═══ Provided entries

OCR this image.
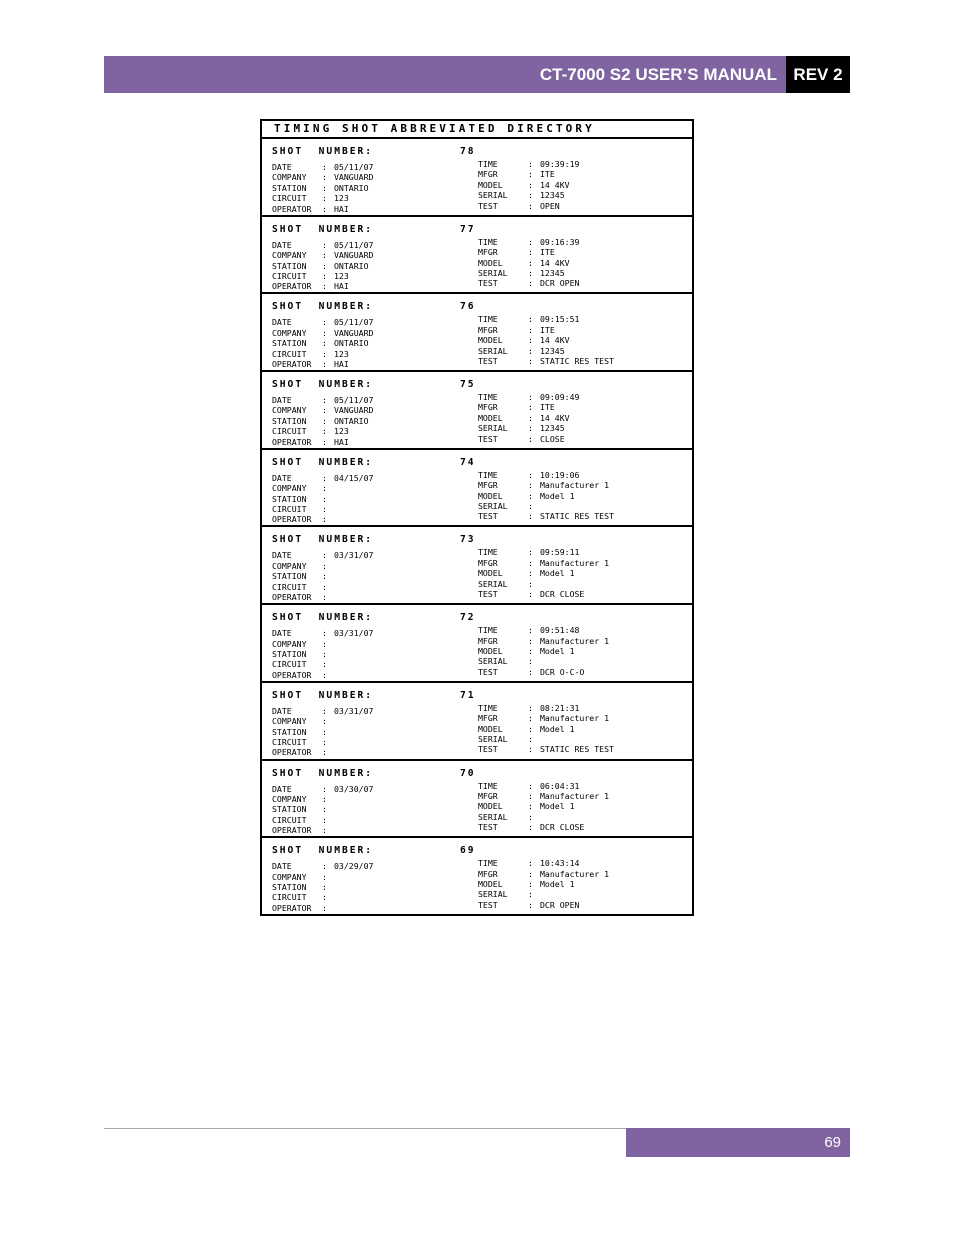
CT-7000 S2 USER’S MANUAL REV 2
TIMING SHOT ABBREVIATED DIRECTORY
SHOT  NUMBER:	78
DATE	: 05/11/07
COMPANY	: VANGUARD
STATION	: ONTARIO
CIRCUIT	: 123
OPERATOR	: HAI
TIME	: 09:39:19
MFGR	: ITE
MODEL	: 14 4KV
SERIAL	: 12345
TEST	: OPEN
SHOT  NUMBER:	77
DATE	: 05/11/07
COMPANY	: VANGUARD
STATION	: ONTARIO
CIRCUIT	: 123
OPERATOR	: HAI
TIME	: 09:16:39
MFGR	: ITE
MODEL	: 14 4KV
SERIAL	: 12345
TEST	: DCR OPEN
SHOT  NUMBER:	76
DATE	: 05/11/07
COMPANY	: VANGUARD
STATION	: ONTARIO
CIRCUIT	: 123
OPERATOR	: HAI
TIME	: 09:15:51
MFGR	: ITE
MODEL	: 14 4KV
SERIAL	: 12345
TEST	: STATIC RES TEST
SHOT  NUMBER:	75
DATE	: 05/11/07
COMPANY	: VANGUARD
STATION	: ONTARIO
CIRCUIT	: 123
OPERATOR	: HAI
TIME	: 09:09:49
MFGR	: ITE
MODEL	: 14 4KV
SERIAL	: 12345
TEST	: CLOSE
SHOT  NUMBER:	74
DATE	: 04/15/07
COMPANY	:
STATION	:
CIRCUIT	:
OPERATOR	:
TIME	: 10:19:06
MFGR	: Manufacturer 1
MODEL	: Model 1
SERIAL	:
TEST	: STATIC RES TEST
SHOT  NUMBER:	73
DATE	: 03/31/07
COMPANY	:
STATION	:
CIRCUIT	:
OPERATOR	:
TIME	: 09:59:11
MFGR	: Manufacturer 1
MODEL	: Model 1
SERIAL	:
TEST	: DCR CLOSE
SHOT  NUMBER:	72
DATE	: 03/31/07
COMPANY	:
STATION	:
CIRCUIT	:
OPERATOR	:
TIME	: 09:51:48
MFGR	: Manufacturer 1
MODEL	: Model 1
SERIAL	:
TEST	: DCR O-C-O
SHOT  NUMBER:	71
DATE	: 03/31/07
COMPANY	:
STATION	:
CIRCUIT	:
OPERATOR	:
TIME	: 08:21:31
MFGR	: Manufacturer 1
MODEL	: Model 1
SERIAL	:
TEST	: STATIC RES TEST
SHOT  NUMBER:	70
DATE	: 03/30/07
COMPANY	:
STATION	:
CIRCUIT	:
OPERATOR	:
TIME	: 06:04:31
MFGR	: Manufacturer 1
MODEL	: Model 1
SERIAL	:
TEST	: DCR CLOSE
SHOT  NUMBER:	69
DATE	: 03/29/07
COMPANY	:
STATION	:
CIRCUIT	:
OPERATOR	:
TIME	: 10:43:14
MFGR	: Manufacturer 1
MODEL	: Model 1
SERIAL	:
TEST	: DCR OPEN
69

══════

* _Given exercise_:
Produce an exact copy of each line of data, skipping embedded images.

* _Solution for this problem_:
OCR this image.
CT-7000 S2 USER’S MANUAL REV 2
TIMING SHOT ABBREVIATED DIRECTORY
SHOT  NUMBER:	78
DATE	: 05/11/07
COMPANY	: VANGUARD
STATION	: ONTARIO
CIRCUIT	: 123
OPERATOR	: HAI
TIME	: 09:39:19
MFGR	: ITE
MODEL	: 14 4KV
SERIAL	: 12345
TEST	: OPEN
SHOT  NUMBER:	77
DATE	: 05/11/07
COMPANY	: VANGUARD
STATION	: ONTARIO
CIRCUIT	: 123
OPERATOR	: HAI
TIME	: 09:16:39
MFGR	: ITE
MODEL	: 14 4KV
SERIAL	: 12345
TEST	: DCR OPEN
SHOT  NUMBER:	76
DATE	: 05/11/07
COMPANY	: VANGUARD
STATION	: ONTARIO
CIRCUIT	: 123
OPERATOR	: HAI
TIME	: 09:15:51
MFGR	: ITE
MODEL	: 14 4KV
SERIAL	: 12345
TEST	: STATIC RES TEST
SHOT  NUMBER:	75
DATE	: 05/11/07
COMPANY	: VANGUARD
STATION	: ONTARIO
CIRCUIT	: 123
OPERATOR	: HAI
TIME	: 09:09:49
MFGR	: ITE
MODEL	: 14 4KV
SERIAL	: 12345
TEST	: CLOSE
SHOT  NUMBER:	74
DATE	: 04/15/07
COMPANY	:
STATION	:
CIRCUIT	:
OPERATOR	:
TIME	: 10:19:06
MFGR	: Manufacturer 1
MODEL	: Model 1
SERIAL	:
TEST	: STATIC RES TEST
SHOT  NUMBER:	73
DATE	: 03/31/07
COMPANY	:
STATION	:
CIRCUIT	:
OPERATOR	:
TIME	: 09:59:11
MFGR	: Manufacturer 1
MODEL	: Model 1
SERIAL	:
TEST	: DCR CLOSE
SHOT  NUMBER:	72
DATE	: 03/31/07
COMPANY	:
STATION	:
CIRCUIT	:
OPERATOR	:
TIME	: 09:51:48
MFGR	: Manufacturer 1
MODEL	: Model 1
SERIAL	:
TEST	: DCR O-C-O
SHOT  NUMBER:	71
DATE	: 03/31/07
COMPANY	:
STATION	:
CIRCUIT	:
OPERATOR	:
TIME	: 08:21:31
MFGR	: Manufacturer 1
MODEL	: Model 1
SERIAL	:
TEST	: STATIC RES TEST
SHOT  NUMBER:	70
DATE	: 03/30/07
COMPANY	:
STATION	:
CIRCUIT	:
OPERATOR	:
TIME	: 06:04:31
MFGR	: Manufacturer 1
MODEL	: Model 1
SERIAL	:
TEST	: DCR CLOSE
SHOT  NUMBER:	69
DATE	: 03/29/07
COMPANY	:
STATION	:
CIRCUIT	:
OPERATOR	:
TIME	: 10:43:14
MFGR	: Manufacturer 1
MODEL	: Model 1
SERIAL	:
TEST	: DCR OPEN
69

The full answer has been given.